WORK TO DO. Your task is to give the data again, exactly, with every line intact.

(Records)
================================

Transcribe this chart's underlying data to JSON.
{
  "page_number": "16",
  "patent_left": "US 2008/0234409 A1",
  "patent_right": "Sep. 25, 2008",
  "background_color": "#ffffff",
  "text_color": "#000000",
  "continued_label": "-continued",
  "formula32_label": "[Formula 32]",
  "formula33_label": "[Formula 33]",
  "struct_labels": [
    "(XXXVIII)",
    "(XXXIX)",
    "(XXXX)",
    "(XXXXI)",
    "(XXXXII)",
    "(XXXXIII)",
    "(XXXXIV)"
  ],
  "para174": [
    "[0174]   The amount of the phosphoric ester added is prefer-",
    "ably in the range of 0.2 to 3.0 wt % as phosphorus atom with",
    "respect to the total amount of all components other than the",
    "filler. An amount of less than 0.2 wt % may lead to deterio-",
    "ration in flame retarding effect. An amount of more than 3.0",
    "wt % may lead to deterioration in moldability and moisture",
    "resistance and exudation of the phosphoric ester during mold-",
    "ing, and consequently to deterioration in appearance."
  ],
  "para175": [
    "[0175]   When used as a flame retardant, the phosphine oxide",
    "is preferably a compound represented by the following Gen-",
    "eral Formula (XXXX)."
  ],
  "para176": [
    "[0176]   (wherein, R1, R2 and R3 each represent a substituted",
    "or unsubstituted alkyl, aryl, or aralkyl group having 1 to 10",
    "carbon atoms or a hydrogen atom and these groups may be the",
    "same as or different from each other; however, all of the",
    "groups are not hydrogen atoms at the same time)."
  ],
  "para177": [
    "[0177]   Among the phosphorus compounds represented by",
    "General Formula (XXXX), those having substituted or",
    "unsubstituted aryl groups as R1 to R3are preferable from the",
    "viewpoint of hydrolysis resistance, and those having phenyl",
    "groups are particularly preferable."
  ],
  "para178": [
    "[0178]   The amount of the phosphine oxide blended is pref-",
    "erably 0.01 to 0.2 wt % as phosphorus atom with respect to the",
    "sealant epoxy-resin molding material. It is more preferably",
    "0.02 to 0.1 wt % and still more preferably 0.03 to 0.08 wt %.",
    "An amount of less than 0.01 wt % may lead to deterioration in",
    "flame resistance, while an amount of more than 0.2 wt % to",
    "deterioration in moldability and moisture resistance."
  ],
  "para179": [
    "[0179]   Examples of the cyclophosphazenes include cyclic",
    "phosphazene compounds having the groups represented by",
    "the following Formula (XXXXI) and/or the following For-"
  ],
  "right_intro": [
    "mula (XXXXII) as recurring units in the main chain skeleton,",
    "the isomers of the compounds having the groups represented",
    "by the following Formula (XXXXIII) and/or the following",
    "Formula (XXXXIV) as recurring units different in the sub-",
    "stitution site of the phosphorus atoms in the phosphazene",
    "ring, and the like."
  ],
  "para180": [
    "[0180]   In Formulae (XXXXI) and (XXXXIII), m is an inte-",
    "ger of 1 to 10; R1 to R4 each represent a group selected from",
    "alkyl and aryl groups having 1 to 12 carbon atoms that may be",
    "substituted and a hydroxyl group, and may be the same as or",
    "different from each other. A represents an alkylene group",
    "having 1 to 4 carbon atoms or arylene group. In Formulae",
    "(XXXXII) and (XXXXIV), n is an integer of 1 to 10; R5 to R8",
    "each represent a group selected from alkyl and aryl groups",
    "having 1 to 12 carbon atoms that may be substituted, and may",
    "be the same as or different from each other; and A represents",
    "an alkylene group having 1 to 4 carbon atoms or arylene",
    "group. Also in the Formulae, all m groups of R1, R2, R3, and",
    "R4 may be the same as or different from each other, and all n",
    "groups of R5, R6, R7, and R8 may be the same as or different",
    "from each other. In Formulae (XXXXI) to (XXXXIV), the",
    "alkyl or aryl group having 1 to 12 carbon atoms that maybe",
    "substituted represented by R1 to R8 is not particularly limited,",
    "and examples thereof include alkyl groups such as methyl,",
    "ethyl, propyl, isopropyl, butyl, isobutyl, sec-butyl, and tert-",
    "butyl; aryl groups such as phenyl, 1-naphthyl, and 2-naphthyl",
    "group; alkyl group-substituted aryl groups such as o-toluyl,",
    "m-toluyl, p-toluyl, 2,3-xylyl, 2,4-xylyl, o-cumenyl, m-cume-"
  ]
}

================================

OUTPUT.
Transcribe this chart's underlying data to JSON.
{
  "page_number": "16",
  "patent_left": "US 2008/0234409 A1",
  "patent_right": "Sep. 25, 2008",
  "background_color": "#ffffff",
  "text_color": "#000000",
  "continued_label": "-continued",
  "formula32_label": "[Formula 32]",
  "formula33_label": "[Formula 33]",
  "struct_labels": [
    "(XXXVIII)",
    "(XXXIX)",
    "(XXXX)",
    "(XXXXI)",
    "(XXXXII)",
    "(XXXXIII)",
    "(XXXXIV)"
  ],
  "para174": [
    "[0174]   The amount of the phosphoric ester added is prefer-",
    "ably in the range of 0.2 to 3.0 wt % as phosphorus atom with",
    "respect to the total amount of all components other than the",
    "filler. An amount of less than 0.2 wt % may lead to deterio-",
    "ration in flame retarding effect. An amount of more than 3.0",
    "wt % may lead to deterioration in moldability and moisture",
    "resistance and exudation of the phosphoric ester during mold-",
    "ing, and consequently to deterioration in appearance."
  ],
  "para175": [
    "[0175]   When used as a flame retardant, the phosphine oxide",
    "is preferably a compound represented by the following Gen-",
    "eral Formula (XXXX)."
  ],
  "para176": [
    "[0176]   (wherein, R1, R2 and R3 each represent a substituted",
    "or unsubstituted alkyl, aryl, or aralkyl group having 1 to 10",
    "carbon atoms or a hydrogen atom and these groups may be the",
    "same as or different from each other; however, all of the",
    "groups are not hydrogen atoms at the same time)."
  ],
  "para177": [
    "[0177]   Among the phosphorus compounds represented by",
    "General Formula (XXXX), those having substituted or",
    "unsubstituted aryl groups as R1 to R3are preferable from the",
    "viewpoint of hydrolysis resistance, and those having phenyl",
    "groups are particularly preferable."
  ],
  "para178": [
    "[0178]   The amount of the phosphine oxide blended is pref-",
    "erably 0.01 to 0.2 wt % as phosphorus atom with respect to the",
    "sealant epoxy-resin molding material. It is more preferably",
    "0.02 to 0.1 wt % and still more preferably 0.03 to 0.08 wt %.",
    "An amount of less than 0.01 wt % may lead to deterioration in",
    "flame resistance, while an amount of more than 0.2 wt % to",
    "deterioration in moldability and moisture resistance."
  ],
  "para179": [
    "[0179]   Examples of the cyclophosphazenes include cyclic",
    "phosphazene compounds having the groups represented by",
    "the following Formula (XXXXI) and/or the following For-"
  ],
  "right_intro": [
    "mula (XXXXII) as recurring units in the main chain skeleton,",
    "the isomers of the compounds having the groups represented",
    "by the following Formula (XXXXIII) and/or the following",
    "Formula (XXXXIV) as recurring units different in the sub-",
    "stitution site of the phosphorus atoms in the phosphazene",
    "ring, and the like."
  ],
  "para180": [
    "[0180]   In Formulae (XXXXI) and (XXXXIII), m is an inte-",
    "ger of 1 to 10; R1 to R4 each represent a group selected from",
    "alkyl and aryl groups having 1 to 12 carbon atoms that may be",
    "substituted and a hydroxyl group, and may be the same as or",
    "different from each other. A represents an alkylene group",
    "having 1 to 4 carbon atoms or arylene group. In Formulae",
    "(XXXXII) and (XXXXIV), n is an integer of 1 to 10; R5 to R8",
    "each represent a group selected from alkyl and aryl groups",
    "having 1 to 12 carbon atoms that may be substituted, and may",
    "be the same as or different from each other; and A represents",
    "an alkylene group having 1 to 4 carbon atoms or arylene",
    "group. Also in the Formulae, all m groups of R1, R2, R3, and",
    "R4 may be the same as or different from each other, and all n",
    "groups of R5, R6, R7, and R8 may be the same as or different",
    "from each other. In Formulae (XXXXI) to (XXXXIV), the",
    "alkyl or aryl group having 1 to 12 carbon atoms that maybe",
    "substituted represented by R1 to R8 is not particularly limited,",
    "and examples thereof include alkyl groups such as methyl,",
    "ethyl, propyl, isopropyl, butyl, isobutyl, sec-butyl, and tert-",
    "butyl; aryl groups such as phenyl, 1-naphthyl, and 2-naphthyl",
    "group; alkyl group-substituted aryl groups such as o-toluyl,",
    "m-toluyl, p-toluyl, 2,3-xylyl, 2,4-xylyl, o-cumenyl, m-cume-"
  ]
}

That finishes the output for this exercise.